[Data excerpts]
——

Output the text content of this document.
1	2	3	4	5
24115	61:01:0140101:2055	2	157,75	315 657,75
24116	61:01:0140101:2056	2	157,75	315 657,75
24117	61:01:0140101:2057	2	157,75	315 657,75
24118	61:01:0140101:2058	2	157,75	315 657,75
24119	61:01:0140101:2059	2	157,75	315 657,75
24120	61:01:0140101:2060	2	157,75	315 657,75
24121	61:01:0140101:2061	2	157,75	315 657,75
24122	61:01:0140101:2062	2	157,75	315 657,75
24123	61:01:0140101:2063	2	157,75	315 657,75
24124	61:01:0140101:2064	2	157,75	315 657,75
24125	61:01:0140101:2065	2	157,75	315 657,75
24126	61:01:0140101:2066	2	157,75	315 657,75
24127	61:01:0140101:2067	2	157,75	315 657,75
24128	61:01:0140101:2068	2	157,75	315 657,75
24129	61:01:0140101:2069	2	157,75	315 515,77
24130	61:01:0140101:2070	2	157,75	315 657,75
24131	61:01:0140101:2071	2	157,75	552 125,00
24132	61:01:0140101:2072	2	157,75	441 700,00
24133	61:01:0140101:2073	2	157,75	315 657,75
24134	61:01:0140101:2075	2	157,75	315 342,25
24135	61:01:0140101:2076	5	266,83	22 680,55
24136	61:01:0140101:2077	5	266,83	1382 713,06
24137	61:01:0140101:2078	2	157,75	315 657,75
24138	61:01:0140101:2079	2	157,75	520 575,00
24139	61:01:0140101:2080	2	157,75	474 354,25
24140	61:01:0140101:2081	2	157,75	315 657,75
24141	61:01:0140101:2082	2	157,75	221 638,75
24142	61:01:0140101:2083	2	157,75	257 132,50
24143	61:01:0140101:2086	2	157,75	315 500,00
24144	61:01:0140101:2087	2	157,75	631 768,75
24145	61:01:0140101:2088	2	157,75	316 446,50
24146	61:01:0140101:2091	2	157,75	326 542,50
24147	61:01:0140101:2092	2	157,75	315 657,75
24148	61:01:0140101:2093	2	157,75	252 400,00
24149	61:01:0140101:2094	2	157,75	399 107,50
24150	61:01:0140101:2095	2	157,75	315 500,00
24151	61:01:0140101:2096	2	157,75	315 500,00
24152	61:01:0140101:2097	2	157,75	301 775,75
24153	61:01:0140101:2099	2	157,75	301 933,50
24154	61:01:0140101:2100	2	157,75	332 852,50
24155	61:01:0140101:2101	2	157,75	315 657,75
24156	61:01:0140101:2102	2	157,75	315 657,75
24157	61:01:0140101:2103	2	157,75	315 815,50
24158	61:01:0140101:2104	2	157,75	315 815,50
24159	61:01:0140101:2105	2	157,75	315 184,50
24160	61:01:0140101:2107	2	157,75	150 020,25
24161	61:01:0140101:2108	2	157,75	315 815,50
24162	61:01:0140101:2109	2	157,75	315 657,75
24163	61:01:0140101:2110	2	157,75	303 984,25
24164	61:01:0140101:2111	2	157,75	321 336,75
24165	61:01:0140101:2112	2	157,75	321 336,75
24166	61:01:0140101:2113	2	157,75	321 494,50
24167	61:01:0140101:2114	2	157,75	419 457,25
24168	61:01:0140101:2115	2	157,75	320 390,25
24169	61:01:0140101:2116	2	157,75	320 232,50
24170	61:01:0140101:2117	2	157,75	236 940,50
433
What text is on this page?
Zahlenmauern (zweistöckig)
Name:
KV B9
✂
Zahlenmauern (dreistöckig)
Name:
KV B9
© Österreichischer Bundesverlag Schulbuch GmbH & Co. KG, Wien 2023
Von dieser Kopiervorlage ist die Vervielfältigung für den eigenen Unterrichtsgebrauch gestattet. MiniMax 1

——

> **Stated task**
Recopy the entries above exactly, with every line included.

> **Solution below**
Output the text content of this document.
1	2	3	4	5
24115	61:01:0140101:2055	2	157,75	315 657,75
24116	61:01:0140101:2056	2	157,75	315 657,75
24117	61:01:0140101:2057	2	157,75	315 657,75
24118	61:01:0140101:2058	2	157,75	315 657,75
24119	61:01:0140101:2059	2	157,75	315 657,75
24120	61:01:0140101:2060	2	157,75	315 657,75
24121	61:01:0140101:2061	2	157,75	315 657,75
24122	61:01:0140101:2062	2	157,75	315 657,75
24123	61:01:0140101:2063	2	157,75	315 657,75
24124	61:01:0140101:2064	2	157,75	315 657,75
24125	61:01:0140101:2065	2	157,75	315 657,75
24126	61:01:0140101:2066	2	157,75	315 657,75
24127	61:01:0140101:2067	2	157,75	315 657,75
24128	61:01:0140101:2068	2	157,75	315 657,75
24129	61:01:0140101:2069	2	157,75	315 515,77
24130	61:01:0140101:2070	2	157,75	315 657,75
24131	61:01:0140101:2071	2	157,75	552 125,00
24132	61:01:0140101:2072	2	157,75	441 700,00
24133	61:01:0140101:2073	2	157,75	315 657,75
24134	61:01:0140101:2075	2	157,75	315 342,25
24135	61:01:0140101:2076	5	266,83	22 680,55
24136	61:01:0140101:2077	5	266,83	1382 713,06
24137	61:01:0140101:2078	2	157,75	315 657,75
24138	61:01:0140101:2079	2	157,75	520 575,00
24139	61:01:0140101:2080	2	157,75	474 354,25
24140	61:01:0140101:2081	2	157,75	315 657,75
24141	61:01:0140101:2082	2	157,75	221 638,75
24142	61:01:0140101:2083	2	157,75	257 132,50
24143	61:01:0140101:2086	2	157,75	315 500,00
24144	61:01:0140101:2087	2	157,75	631 768,75
24145	61:01:0140101:2088	2	157,75	316 446,50
24146	61:01:0140101:2091	2	157,75	326 542,50
24147	61:01:0140101:2092	2	157,75	315 657,75
24148	61:01:0140101:2093	2	157,75	252 400,00
24149	61:01:0140101:2094	2	157,75	399 107,50
24150	61:01:0140101:2095	2	157,75	315 500,00
24151	61:01:0140101:2096	2	157,75	315 500,00
24152	61:01:0140101:2097	2	157,75	301 775,75
24153	61:01:0140101:2099	2	157,75	301 933,50
24154	61:01:0140101:2100	2	157,75	332 852,50
24155	61:01:0140101:2101	2	157,75	315 657,75
24156	61:01:0140101:2102	2	157,75	315 657,75
24157	61:01:0140101:2103	2	157,75	315 815,50
24158	61:01:0140101:2104	2	157,75	315 815,50
24159	61:01:0140101:2105	2	157,75	315 184,50
24160	61:01:0140101:2107	2	157,75	150 020,25
24161	61:01:0140101:2108	2	157,75	315 815,50
24162	61:01:0140101:2109	2	157,75	315 657,75
24163	61:01:0140101:2110	2	157,75	303 984,25
24164	61:01:0140101:2111	2	157,75	321 336,75
24165	61:01:0140101:2112	2	157,75	321 336,75
24166	61:01:0140101:2113	2	157,75	321 494,50
24167	61:01:0140101:2114	2	157,75	419 457,25
24168	61:01:0140101:2115	2	157,75	320 390,25
24169	61:01:0140101:2116	2	157,75	320 232,50
24170	61:01:0140101:2117	2	157,75	236 940,50
433
What text is on this page?
Zahlenmauern (zweistöckig)
Name:
KV B9
✂
Zahlenmauern (dreistöckig)
Name:
KV B9
© Österreichischer Bundesverlag Schulbuch GmbH & Co. KG, Wien 2023
Von dieser Kopiervorlage ist die Vervielfältigung für den eigenen Unterrichtsgebrauch gestattet. MiniMax 1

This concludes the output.